### Entries supplied:
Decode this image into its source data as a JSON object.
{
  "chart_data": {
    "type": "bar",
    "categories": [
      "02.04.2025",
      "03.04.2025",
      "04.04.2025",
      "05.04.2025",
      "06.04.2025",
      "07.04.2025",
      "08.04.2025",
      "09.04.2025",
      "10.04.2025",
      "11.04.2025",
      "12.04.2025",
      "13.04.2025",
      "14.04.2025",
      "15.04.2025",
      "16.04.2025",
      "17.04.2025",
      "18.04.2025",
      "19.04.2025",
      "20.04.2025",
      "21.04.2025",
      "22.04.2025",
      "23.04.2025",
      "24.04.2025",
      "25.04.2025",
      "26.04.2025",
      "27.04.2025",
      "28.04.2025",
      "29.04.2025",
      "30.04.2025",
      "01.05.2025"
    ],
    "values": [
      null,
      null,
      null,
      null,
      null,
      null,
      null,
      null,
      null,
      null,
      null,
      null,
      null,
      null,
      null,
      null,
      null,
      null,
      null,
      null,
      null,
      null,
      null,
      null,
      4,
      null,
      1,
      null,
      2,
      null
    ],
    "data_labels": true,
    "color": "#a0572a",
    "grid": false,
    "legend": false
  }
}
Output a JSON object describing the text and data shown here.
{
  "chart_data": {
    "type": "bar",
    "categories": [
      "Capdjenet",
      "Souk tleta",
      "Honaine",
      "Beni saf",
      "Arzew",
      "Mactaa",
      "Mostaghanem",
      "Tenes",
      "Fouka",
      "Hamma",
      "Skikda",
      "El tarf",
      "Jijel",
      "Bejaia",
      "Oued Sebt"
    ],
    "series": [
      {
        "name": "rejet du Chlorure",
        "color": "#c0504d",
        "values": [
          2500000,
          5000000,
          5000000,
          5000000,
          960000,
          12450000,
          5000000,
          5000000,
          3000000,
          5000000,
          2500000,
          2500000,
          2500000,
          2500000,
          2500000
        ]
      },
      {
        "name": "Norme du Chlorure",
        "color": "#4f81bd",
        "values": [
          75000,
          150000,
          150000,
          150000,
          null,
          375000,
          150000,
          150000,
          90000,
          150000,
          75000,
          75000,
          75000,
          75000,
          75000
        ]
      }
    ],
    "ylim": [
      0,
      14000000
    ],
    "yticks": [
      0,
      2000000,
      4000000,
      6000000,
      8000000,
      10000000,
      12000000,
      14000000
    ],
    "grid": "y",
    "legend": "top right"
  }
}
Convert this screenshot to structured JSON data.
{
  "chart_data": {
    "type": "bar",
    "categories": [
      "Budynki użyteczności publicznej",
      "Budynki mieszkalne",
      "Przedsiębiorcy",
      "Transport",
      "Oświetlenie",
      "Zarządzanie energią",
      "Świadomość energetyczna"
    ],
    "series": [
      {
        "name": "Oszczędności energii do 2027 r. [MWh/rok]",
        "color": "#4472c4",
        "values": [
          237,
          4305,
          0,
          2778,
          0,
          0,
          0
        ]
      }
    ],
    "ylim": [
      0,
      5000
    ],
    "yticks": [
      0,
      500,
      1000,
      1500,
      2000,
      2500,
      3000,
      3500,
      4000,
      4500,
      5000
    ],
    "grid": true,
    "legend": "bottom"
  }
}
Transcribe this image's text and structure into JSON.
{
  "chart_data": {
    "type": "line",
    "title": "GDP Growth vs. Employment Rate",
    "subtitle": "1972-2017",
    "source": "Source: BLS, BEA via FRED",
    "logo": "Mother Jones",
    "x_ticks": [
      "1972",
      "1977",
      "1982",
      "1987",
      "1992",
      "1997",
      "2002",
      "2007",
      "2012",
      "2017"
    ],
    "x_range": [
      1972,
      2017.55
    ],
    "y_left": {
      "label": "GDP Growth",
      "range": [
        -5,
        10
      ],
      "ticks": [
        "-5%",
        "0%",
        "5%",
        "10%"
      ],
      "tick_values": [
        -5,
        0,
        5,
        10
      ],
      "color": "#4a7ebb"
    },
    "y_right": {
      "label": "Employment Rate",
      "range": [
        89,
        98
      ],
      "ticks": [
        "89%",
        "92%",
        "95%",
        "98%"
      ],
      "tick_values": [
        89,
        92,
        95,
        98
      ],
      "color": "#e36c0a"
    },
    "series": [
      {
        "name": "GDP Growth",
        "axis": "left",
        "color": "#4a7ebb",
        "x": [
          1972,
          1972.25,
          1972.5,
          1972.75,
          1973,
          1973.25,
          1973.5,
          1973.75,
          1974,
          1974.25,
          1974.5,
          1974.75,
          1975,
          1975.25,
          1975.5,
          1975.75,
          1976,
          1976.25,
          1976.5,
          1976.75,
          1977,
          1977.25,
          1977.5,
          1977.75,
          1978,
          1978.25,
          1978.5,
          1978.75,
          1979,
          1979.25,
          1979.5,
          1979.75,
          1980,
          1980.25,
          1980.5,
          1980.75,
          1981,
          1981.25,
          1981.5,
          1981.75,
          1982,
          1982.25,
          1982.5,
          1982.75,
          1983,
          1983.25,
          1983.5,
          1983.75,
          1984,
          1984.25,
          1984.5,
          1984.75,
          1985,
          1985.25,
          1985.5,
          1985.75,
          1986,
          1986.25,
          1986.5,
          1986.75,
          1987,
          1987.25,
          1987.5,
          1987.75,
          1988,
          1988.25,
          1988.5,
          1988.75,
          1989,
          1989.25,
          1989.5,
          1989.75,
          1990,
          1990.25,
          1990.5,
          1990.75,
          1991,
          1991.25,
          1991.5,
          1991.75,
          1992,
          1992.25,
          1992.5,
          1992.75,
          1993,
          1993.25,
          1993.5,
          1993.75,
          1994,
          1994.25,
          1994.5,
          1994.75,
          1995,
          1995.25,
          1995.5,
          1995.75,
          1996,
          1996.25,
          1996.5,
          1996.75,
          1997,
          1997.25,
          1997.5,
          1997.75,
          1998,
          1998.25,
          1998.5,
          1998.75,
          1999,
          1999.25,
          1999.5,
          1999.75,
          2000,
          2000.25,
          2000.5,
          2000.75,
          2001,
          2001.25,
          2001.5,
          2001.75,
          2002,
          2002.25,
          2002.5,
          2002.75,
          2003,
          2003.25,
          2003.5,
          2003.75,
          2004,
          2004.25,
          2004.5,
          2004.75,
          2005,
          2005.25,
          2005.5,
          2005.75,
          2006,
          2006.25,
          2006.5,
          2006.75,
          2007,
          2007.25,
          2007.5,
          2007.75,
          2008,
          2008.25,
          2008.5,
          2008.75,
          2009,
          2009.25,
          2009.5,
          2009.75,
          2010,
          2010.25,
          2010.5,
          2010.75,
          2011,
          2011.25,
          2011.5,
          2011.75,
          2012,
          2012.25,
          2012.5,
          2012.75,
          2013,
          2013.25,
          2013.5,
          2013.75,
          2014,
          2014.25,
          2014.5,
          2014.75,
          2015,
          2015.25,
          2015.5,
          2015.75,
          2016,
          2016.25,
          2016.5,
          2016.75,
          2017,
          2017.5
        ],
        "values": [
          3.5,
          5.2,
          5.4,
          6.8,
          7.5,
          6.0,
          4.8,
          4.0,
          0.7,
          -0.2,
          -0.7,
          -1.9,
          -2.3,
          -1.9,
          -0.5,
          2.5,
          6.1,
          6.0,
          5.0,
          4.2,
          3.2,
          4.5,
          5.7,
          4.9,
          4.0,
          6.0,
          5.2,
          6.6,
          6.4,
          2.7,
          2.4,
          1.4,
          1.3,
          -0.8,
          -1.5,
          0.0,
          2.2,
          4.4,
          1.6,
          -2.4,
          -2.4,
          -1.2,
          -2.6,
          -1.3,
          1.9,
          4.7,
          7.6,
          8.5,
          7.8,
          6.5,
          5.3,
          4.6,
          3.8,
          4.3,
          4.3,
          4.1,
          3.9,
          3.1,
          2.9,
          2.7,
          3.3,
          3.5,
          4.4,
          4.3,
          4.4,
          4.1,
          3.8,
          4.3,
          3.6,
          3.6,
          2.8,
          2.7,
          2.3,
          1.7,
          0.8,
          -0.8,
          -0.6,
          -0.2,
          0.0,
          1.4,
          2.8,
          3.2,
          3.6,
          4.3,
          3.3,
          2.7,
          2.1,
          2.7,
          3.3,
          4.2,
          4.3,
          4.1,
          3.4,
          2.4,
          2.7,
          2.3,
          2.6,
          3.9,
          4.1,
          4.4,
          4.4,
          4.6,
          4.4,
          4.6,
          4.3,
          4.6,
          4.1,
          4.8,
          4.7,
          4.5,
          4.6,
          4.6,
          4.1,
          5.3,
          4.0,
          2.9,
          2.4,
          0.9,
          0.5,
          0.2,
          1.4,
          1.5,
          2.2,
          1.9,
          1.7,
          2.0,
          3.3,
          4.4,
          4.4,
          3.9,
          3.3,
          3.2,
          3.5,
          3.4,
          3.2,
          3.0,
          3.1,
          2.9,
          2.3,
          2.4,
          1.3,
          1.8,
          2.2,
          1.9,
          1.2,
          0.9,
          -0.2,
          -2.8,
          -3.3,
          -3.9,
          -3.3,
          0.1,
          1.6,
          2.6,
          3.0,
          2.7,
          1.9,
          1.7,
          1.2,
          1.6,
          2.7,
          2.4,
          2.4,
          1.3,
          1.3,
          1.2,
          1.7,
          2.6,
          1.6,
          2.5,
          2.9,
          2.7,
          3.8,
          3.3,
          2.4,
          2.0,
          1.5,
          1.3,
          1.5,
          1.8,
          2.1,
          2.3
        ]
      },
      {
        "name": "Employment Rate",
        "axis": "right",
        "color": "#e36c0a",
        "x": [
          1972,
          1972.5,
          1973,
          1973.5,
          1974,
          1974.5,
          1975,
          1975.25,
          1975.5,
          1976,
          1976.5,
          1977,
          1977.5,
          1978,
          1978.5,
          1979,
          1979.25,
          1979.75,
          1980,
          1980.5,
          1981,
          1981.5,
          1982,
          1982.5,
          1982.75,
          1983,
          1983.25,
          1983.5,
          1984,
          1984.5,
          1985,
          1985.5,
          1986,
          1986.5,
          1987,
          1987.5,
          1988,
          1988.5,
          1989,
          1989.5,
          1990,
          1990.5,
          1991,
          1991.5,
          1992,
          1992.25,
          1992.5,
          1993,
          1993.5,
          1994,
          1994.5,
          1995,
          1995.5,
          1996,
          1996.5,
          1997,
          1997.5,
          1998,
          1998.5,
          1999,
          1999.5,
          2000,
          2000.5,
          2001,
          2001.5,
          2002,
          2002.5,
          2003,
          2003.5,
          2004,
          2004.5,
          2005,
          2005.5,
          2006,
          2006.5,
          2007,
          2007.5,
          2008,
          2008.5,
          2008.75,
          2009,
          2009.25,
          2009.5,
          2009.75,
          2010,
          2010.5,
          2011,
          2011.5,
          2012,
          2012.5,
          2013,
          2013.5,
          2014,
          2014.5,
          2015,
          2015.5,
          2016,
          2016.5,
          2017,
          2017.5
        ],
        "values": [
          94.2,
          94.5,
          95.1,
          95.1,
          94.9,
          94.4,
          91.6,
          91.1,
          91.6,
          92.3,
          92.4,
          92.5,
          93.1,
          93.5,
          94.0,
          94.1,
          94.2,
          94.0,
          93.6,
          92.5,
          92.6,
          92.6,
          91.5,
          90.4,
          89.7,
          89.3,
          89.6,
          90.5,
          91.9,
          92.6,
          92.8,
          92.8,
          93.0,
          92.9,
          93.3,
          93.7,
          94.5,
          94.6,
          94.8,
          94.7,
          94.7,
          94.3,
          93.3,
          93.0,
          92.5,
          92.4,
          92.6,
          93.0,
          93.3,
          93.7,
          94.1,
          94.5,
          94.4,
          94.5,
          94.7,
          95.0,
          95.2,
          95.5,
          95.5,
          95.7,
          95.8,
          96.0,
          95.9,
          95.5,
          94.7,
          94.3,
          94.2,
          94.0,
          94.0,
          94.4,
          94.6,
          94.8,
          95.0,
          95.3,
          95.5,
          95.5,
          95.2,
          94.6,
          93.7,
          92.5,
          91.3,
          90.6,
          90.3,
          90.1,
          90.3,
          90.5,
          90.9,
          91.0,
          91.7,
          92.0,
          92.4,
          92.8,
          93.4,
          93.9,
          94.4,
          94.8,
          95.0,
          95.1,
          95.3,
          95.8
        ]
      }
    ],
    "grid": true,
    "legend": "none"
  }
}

### Given instruction:
Going through the lines above one by one, tally those with the word "JSON" and give only the total.

### Exercise response:
4